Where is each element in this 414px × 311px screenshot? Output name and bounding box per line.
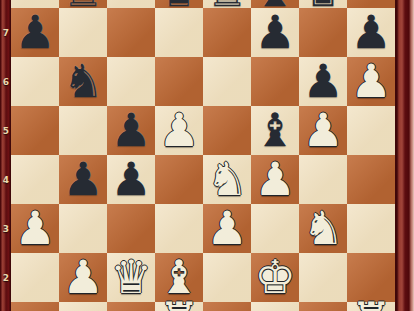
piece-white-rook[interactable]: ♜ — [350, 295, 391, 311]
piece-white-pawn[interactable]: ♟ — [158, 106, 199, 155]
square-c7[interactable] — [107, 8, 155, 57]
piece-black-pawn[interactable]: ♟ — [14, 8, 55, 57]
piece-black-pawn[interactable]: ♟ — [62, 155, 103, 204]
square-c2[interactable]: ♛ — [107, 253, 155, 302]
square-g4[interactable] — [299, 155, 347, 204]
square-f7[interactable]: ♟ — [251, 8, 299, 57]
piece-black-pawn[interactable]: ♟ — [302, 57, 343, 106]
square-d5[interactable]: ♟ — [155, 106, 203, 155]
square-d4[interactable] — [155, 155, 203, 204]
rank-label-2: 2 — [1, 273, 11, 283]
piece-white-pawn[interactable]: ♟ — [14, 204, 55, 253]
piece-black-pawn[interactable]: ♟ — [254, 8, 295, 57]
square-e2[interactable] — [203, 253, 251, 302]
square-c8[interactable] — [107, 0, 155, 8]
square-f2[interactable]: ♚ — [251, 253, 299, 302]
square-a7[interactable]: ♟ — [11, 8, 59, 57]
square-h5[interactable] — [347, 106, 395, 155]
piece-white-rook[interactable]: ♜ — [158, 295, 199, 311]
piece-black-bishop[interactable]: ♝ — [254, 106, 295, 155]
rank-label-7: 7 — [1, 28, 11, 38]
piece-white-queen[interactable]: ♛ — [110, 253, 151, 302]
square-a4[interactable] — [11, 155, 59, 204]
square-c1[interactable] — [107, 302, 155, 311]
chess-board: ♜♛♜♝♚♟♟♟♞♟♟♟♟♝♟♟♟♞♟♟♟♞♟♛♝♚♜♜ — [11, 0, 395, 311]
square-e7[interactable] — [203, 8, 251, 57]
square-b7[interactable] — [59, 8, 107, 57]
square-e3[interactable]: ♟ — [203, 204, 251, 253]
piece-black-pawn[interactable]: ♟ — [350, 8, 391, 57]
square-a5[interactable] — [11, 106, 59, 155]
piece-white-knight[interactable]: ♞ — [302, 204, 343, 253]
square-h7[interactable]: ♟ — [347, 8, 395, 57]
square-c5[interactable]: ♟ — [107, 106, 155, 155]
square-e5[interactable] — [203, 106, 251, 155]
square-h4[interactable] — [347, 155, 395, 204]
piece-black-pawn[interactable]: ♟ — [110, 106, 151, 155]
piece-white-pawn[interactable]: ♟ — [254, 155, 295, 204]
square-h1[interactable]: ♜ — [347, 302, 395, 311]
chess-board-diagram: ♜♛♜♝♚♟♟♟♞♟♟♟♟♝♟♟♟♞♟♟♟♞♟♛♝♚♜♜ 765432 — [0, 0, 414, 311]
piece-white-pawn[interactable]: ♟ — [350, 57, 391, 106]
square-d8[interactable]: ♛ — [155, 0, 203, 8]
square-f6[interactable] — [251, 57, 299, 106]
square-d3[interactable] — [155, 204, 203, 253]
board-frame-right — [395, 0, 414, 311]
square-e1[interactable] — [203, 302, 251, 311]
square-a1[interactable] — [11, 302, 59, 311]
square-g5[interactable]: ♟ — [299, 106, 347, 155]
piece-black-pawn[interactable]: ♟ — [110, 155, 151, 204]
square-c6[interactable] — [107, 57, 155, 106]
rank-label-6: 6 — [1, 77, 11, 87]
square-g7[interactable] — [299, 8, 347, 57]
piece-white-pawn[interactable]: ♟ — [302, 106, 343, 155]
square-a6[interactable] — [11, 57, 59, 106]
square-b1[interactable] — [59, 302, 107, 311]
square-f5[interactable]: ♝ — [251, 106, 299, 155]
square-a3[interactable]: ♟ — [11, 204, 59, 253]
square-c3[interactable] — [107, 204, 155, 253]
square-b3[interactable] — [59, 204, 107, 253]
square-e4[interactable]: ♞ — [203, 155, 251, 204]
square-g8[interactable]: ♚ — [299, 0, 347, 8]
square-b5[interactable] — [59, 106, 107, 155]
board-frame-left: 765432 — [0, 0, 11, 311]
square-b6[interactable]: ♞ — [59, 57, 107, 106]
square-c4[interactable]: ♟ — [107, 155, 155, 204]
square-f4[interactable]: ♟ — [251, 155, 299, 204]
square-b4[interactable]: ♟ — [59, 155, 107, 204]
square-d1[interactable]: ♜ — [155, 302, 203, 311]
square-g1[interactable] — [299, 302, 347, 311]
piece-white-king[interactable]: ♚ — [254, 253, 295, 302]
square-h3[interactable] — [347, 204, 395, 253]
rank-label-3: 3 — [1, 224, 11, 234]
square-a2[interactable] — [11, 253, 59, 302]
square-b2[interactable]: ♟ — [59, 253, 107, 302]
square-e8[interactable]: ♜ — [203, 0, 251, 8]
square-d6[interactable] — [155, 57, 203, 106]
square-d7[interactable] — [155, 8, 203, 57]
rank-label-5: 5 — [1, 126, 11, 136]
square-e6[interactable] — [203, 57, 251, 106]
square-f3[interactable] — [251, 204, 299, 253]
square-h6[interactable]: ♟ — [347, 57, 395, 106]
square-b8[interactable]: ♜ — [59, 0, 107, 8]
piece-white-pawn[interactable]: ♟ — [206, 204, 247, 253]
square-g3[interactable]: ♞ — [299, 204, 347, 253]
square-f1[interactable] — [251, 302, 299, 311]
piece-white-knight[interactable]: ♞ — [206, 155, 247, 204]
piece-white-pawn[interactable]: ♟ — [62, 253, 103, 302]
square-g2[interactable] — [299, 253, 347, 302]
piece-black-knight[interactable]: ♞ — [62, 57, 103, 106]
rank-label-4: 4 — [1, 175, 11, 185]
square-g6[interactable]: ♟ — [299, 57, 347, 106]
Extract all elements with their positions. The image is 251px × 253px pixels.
--
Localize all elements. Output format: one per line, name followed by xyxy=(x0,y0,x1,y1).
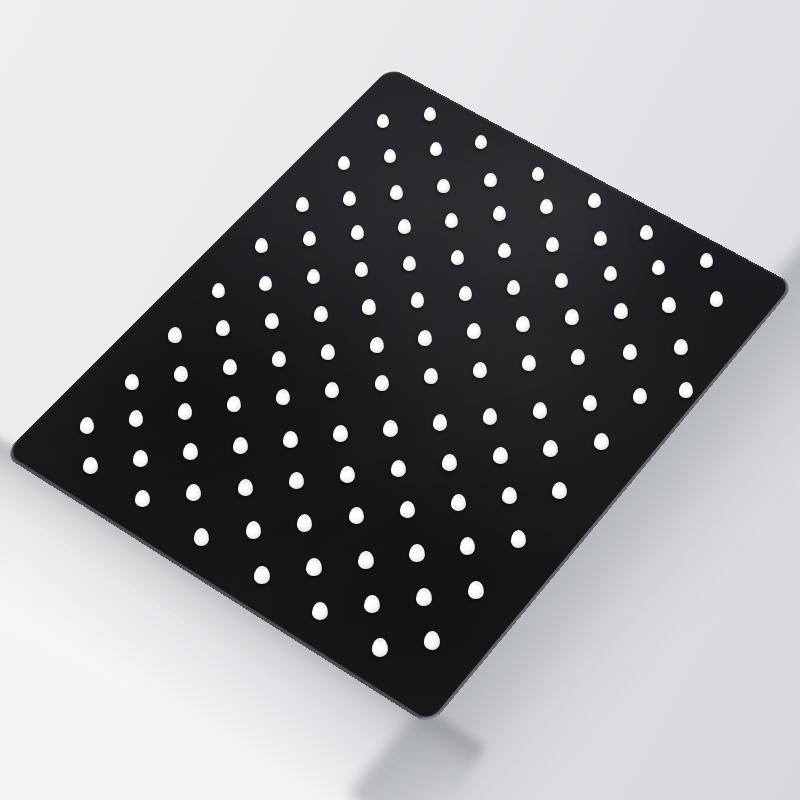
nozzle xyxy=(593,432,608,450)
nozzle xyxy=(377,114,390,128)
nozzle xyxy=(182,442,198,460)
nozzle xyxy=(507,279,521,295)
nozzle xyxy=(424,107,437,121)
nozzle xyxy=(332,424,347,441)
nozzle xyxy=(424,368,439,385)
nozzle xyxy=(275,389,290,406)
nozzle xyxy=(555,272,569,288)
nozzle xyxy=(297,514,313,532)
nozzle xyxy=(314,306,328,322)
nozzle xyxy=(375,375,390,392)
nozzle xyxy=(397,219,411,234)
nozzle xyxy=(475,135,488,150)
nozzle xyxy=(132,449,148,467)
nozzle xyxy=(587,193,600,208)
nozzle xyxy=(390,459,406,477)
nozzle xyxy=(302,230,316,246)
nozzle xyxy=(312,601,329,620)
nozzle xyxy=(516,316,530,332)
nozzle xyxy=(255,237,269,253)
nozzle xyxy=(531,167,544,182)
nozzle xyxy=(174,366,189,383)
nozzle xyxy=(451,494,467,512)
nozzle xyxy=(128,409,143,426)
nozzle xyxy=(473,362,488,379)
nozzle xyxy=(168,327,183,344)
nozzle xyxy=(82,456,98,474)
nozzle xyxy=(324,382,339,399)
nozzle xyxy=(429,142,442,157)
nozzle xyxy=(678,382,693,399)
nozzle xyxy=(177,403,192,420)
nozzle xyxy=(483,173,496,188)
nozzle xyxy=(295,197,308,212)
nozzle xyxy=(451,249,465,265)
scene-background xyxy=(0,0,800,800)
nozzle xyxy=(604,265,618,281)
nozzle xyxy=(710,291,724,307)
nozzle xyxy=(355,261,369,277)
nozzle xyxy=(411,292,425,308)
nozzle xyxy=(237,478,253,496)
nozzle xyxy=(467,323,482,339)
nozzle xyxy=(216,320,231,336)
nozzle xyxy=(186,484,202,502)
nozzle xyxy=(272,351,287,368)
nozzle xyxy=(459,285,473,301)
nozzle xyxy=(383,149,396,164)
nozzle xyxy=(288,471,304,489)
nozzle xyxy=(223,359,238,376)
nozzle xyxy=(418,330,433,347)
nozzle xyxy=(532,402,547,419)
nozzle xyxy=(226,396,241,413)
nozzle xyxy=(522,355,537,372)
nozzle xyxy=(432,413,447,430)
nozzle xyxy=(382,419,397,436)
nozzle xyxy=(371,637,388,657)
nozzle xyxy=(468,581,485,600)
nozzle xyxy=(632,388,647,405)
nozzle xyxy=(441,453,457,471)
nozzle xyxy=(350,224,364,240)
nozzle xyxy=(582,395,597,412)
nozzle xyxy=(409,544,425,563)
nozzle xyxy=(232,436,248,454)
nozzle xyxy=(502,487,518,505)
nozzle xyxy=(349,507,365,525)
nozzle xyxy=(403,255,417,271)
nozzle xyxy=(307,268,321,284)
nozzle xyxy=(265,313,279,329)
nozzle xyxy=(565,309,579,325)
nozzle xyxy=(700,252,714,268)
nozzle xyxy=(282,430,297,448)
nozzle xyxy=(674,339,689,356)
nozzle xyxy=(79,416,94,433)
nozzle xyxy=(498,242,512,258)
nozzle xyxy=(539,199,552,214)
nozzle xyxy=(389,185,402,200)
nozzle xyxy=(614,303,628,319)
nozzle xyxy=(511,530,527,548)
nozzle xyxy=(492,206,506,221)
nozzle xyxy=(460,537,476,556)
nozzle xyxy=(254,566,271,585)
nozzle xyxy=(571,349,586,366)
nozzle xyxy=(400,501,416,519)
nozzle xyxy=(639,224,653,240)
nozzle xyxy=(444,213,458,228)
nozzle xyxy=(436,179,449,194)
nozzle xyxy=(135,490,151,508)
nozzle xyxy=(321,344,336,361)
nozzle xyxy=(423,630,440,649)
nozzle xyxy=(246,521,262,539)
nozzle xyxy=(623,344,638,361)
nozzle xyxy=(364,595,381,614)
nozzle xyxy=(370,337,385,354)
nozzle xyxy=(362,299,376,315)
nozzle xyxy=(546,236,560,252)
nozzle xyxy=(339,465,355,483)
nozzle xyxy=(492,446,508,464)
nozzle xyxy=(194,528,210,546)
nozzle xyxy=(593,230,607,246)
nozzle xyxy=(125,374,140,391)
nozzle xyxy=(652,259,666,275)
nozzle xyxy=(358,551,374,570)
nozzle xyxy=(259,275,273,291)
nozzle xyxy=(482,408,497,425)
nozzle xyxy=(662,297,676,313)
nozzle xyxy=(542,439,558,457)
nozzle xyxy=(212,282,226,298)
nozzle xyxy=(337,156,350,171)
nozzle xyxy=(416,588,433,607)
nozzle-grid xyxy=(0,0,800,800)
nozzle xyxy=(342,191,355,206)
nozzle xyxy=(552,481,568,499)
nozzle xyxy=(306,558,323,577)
...
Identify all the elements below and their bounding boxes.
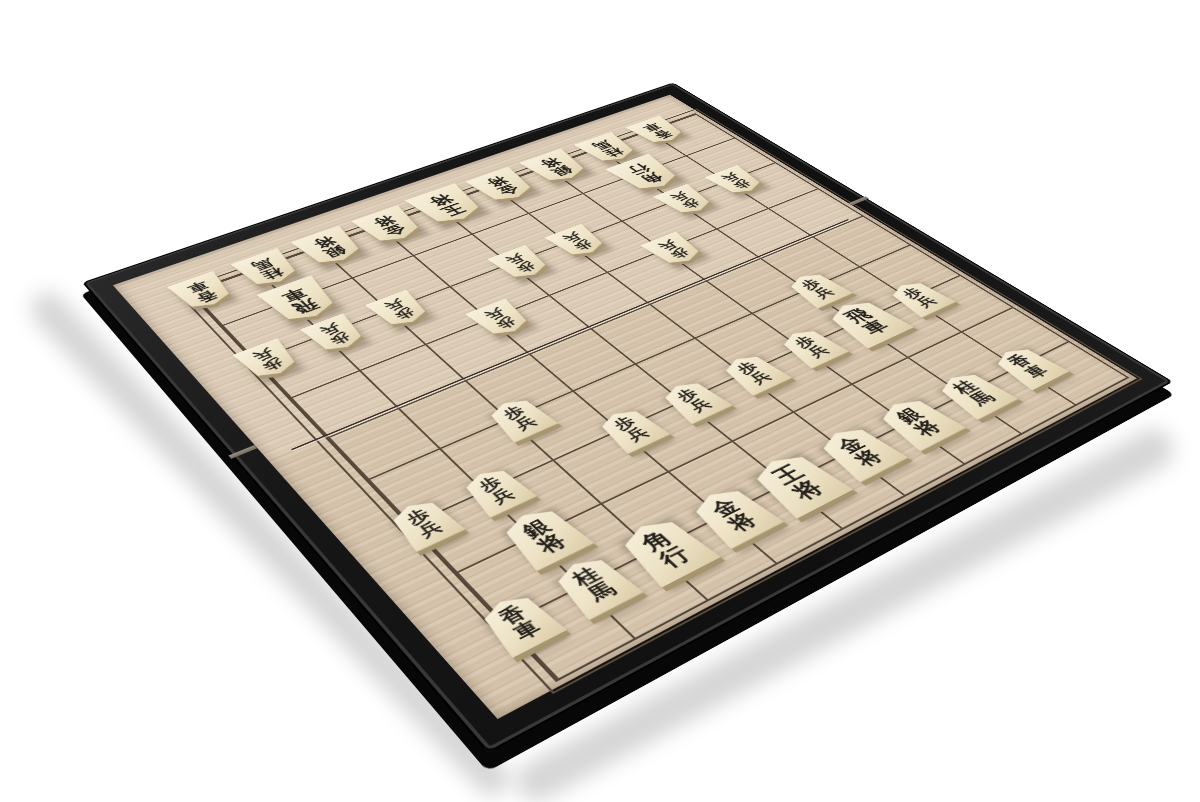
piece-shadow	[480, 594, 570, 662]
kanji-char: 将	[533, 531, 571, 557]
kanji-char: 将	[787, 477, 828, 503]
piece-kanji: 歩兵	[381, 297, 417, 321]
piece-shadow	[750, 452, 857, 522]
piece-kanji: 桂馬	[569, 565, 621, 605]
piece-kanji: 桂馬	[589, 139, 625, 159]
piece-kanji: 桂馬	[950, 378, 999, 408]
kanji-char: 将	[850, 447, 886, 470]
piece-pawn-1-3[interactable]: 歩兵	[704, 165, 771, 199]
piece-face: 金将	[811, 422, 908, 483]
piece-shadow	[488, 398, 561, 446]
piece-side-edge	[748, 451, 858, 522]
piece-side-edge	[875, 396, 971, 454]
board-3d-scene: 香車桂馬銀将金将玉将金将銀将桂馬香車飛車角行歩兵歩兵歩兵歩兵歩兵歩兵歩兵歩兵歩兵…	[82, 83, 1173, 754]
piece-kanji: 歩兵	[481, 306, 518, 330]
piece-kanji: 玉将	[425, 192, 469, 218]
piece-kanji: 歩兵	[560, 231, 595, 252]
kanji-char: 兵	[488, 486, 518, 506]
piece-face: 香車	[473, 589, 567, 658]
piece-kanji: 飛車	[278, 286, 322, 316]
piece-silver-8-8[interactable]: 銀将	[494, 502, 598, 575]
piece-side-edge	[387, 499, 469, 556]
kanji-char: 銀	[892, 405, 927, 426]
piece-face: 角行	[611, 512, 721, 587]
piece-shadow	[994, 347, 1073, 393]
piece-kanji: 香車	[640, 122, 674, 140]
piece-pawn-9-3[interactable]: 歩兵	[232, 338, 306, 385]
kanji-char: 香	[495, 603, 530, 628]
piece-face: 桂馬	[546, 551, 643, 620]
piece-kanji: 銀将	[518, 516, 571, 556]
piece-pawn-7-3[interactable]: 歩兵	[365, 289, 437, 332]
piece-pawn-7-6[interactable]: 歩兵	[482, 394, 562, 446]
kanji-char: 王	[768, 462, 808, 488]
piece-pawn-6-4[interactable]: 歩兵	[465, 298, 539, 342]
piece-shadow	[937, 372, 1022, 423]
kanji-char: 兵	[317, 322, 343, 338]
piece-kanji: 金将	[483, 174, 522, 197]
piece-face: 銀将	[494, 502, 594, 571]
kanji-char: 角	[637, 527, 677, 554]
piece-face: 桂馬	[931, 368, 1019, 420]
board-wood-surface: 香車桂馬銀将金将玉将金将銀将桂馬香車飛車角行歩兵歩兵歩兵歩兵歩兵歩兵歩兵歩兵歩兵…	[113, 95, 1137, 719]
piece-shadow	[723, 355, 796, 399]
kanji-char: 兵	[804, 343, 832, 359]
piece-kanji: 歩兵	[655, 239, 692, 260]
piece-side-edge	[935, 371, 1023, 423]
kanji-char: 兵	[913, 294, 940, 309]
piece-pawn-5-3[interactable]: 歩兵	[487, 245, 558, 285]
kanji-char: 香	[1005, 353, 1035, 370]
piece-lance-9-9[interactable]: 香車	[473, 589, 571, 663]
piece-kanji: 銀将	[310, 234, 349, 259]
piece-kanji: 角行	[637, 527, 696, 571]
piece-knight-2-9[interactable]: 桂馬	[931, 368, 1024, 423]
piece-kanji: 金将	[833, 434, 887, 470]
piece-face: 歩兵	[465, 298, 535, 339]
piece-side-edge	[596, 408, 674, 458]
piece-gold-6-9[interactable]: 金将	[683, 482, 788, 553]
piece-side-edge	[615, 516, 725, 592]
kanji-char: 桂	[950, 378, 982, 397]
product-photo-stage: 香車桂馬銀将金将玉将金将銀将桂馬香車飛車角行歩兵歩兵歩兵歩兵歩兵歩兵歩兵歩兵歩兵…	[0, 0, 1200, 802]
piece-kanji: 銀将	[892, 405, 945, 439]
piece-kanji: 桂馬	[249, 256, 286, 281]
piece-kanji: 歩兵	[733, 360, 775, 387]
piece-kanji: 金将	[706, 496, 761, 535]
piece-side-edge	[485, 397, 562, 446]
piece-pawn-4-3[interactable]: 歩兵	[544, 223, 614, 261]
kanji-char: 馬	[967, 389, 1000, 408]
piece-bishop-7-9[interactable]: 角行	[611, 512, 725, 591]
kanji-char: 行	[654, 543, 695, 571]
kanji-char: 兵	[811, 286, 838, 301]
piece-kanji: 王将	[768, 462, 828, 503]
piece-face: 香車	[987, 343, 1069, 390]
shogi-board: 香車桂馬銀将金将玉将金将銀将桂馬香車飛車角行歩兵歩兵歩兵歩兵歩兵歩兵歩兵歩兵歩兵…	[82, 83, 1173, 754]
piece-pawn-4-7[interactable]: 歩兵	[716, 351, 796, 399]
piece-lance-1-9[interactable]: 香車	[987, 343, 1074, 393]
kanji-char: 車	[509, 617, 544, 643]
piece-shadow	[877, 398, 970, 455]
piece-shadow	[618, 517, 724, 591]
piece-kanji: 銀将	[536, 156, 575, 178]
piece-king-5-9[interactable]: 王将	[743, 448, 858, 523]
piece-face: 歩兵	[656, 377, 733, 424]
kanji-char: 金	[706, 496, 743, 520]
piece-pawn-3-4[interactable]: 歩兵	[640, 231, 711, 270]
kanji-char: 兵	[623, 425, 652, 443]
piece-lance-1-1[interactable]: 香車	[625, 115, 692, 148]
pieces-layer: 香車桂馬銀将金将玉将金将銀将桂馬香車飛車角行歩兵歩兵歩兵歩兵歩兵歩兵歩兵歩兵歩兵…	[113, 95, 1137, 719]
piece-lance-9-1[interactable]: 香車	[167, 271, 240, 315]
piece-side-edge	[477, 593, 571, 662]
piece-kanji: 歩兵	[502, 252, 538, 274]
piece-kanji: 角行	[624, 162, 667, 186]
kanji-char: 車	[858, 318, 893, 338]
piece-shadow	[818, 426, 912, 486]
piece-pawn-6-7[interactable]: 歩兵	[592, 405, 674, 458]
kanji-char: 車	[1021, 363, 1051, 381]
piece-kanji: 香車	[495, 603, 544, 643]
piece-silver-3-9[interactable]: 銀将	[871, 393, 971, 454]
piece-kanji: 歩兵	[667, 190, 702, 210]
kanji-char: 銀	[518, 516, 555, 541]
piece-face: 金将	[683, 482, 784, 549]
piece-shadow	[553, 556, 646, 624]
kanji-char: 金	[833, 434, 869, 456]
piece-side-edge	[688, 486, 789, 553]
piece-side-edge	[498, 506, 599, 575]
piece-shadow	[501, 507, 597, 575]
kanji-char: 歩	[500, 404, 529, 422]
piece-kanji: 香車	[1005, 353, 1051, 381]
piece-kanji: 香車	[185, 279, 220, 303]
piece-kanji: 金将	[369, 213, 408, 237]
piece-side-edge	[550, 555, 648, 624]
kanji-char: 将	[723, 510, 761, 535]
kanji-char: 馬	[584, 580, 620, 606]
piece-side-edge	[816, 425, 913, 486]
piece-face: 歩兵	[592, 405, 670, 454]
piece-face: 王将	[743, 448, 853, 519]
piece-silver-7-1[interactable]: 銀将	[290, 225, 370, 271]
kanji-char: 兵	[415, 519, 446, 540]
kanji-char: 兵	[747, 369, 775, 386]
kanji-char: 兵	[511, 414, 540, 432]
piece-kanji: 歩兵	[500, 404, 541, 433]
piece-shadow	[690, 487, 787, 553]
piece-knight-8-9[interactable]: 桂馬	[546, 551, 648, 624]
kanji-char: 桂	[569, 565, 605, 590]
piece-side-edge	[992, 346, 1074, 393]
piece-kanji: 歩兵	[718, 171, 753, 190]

**WRITTEN INSTRUCTION**.
From the first listing, copy out word for word the lines that start with the one containing "piece-white-rook[interactable]: ♜ — [350, 295, 391, 311]" and end with the one containing "square-g4[interactable] — [299, 155, 347, 204]", including both of those lines.

**SOLUTION TO THE EXERCISE**.
piece-white-rook[interactable]: ♜ — [350, 295, 391, 311]
piece-white-pawn[interactable]: ♟ — [158, 106, 199, 155]
square-c7[interactable] — [107, 8, 155, 57]
piece-black-pawn[interactable]: ♟ — [14, 8, 55, 57]
piece-black-pawn[interactable]: ♟ — [62, 155, 103, 204]
square-c2[interactable]: ♛ — [107, 253, 155, 302]
square-g4[interactable] — [299, 155, 347, 204]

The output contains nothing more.